Aufgaben -
1. Aktualisiere den Teil der Filmbeschreibung, der mit "Henry ist sechs" beginnt und bis "einen endgültigen Entschluß..." reicht. Gib ihn wieder und setze dabei überall "Heinrich" anstelle von "Henry".
2. Wie alt ist Henry laut der Filmbeschreibung, als er zum ersten Mal durch die Zeit reist?
3. Knüpfe an das Ende der Filmbeschreibung an und schreibe sie weiter.

Zitierter Text -
○ ○ ○ ○
Die Frau des Zeitreisenden

Eric Bana reist durch die Zeit und verliebt sich dabei in DIE FRAU DES ZEITREISENDEN.

Henry ist sechs Jahre alt, als er das erste Mal durch die Zeit reist. Der Moment rettet ihm das Leben, aber seine Mutter stirbt bei dem Autounfall. Als er noch nackt am Straßenrand steht, kommt ein Mann auf ihn zu, der behauptet Henry aus der Zukunft zu sein und er sagt ihm:"Es wird alles gut.". Von da an reist er regelmäßig durch die Zeit, aber kontrollieren kann er die Sprünge nicht. So lernt er auch Claire, seine große Liebe, als kleines Mädchen kennen. Er selbst begegnet ihr zu erst in einer Bibliothek. Sie verlieben sich und heiraten. Doch Claire´s Kinderwunsch bleibt zunächst unerfüllt, da die Ungeborenen aus der Zeit springen. Nach zahllosen Abbrüchen steht ihre Ehe vor dem Aus. Da faßt Henry einen endgültigen Entschluß...
○ ○ ○ ○
Inhalt des Datensatzes -
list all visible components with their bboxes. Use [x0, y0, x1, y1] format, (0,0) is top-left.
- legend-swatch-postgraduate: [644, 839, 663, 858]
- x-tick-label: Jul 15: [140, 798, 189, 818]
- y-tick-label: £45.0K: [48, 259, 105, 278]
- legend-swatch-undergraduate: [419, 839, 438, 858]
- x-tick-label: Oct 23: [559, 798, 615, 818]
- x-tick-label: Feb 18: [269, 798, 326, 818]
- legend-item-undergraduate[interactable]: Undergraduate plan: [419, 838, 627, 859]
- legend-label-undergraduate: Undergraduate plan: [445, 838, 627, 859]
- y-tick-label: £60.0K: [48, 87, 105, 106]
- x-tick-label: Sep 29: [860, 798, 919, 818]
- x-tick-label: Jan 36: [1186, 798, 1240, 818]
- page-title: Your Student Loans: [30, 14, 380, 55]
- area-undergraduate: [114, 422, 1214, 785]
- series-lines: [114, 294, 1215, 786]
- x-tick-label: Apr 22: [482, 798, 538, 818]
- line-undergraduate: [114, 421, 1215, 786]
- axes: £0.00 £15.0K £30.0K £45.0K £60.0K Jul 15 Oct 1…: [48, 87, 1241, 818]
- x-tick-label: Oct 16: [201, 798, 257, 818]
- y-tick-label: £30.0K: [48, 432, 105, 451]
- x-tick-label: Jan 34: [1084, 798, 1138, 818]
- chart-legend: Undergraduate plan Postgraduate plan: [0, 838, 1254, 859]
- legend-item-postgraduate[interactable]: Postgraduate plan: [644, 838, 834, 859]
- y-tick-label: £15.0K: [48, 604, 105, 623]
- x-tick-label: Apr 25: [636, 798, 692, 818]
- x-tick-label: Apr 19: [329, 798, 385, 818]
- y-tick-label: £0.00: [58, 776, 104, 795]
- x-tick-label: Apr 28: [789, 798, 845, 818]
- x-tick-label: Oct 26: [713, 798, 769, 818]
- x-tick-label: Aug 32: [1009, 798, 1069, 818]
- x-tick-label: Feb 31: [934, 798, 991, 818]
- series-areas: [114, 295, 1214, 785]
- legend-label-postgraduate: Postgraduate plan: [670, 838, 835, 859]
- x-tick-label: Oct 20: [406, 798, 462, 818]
○ ○ ○ ○
Nummerierte Antworten -
1.
Heinrich ist sechs Jahre alt, als er das erste Mal durch die Zeit reist. Der Moment rettet ihm das Leben, aber seine Mutter stirbt bei dem Autounfall. Als er noch nackt am Straßenrand steht, kommt ein Mann auf ihn zu, der behauptet Heinrich aus der Zukunft zu sein und er sagt ihm:"Es wird alles gut.". Von da an reist er regelmäßig durch die Zeit, aber kontrollieren kann er die Sprünge nicht. So lernt er auch Claire, seine große Liebe, als kleines Mädchen kennen. Er selbst begegnet ihr zu erst in einer Bibliothek. Sie verlieben sich und heiraten. Doch Claire´s Kinderwunsch bleibt zunächst unerfüllt, da die Ungeborenen aus der Zeit springen. Nach zahllosen Abbrüchen steht ihre Ehe vor dem Aus. Da faßt Heinrich einen endgültigen Entschluß...

2. Sechs Jahre alt.

3.
Was zu nächst wie eine gute Idee klingt, scheint ein Abklatsch von ZURÜCK IN DIE VERGANGENHEIT, TERMINATOR und THE SIXTH SENSE zu sein. Jedoch ist der Film so behebig und langatmig erzählt, daß dabei jede Spannung verloren geht. Daß viele Handlungsstränge bereits im voraus verraten werden, läßt auch jede Überraschung vorüberziehen. In der Dramaturgie werden auch keine Probleme erzeugt. Stattdessen gibt es Lottogewinne, eine reiche Familie, eine erfolgreiche Künstlerin und ein sorgloses Leben, daß nur vom unvermeidlichen überschattet wird und einem unerfülltem Kinderwunsch. Robert Schwentke hat mit diesem Werk dem Zuschauer nichts weiter zu sagen, als daß das Unvermeidliche unvermeidlich ist. Einziger Lichtblick in diesem tristen Melodram mit unlebendigen Figuren, ist die Kamera von Florian Ballhaus(Sohn von Michael Ballhaus), der hier zum ersten Mal zeigt, daß der Apfel doch nicht weit vom Stamm gefallen ist.

1 von 5 Punkten
Nur eine Schlaftablette wirkt schneller.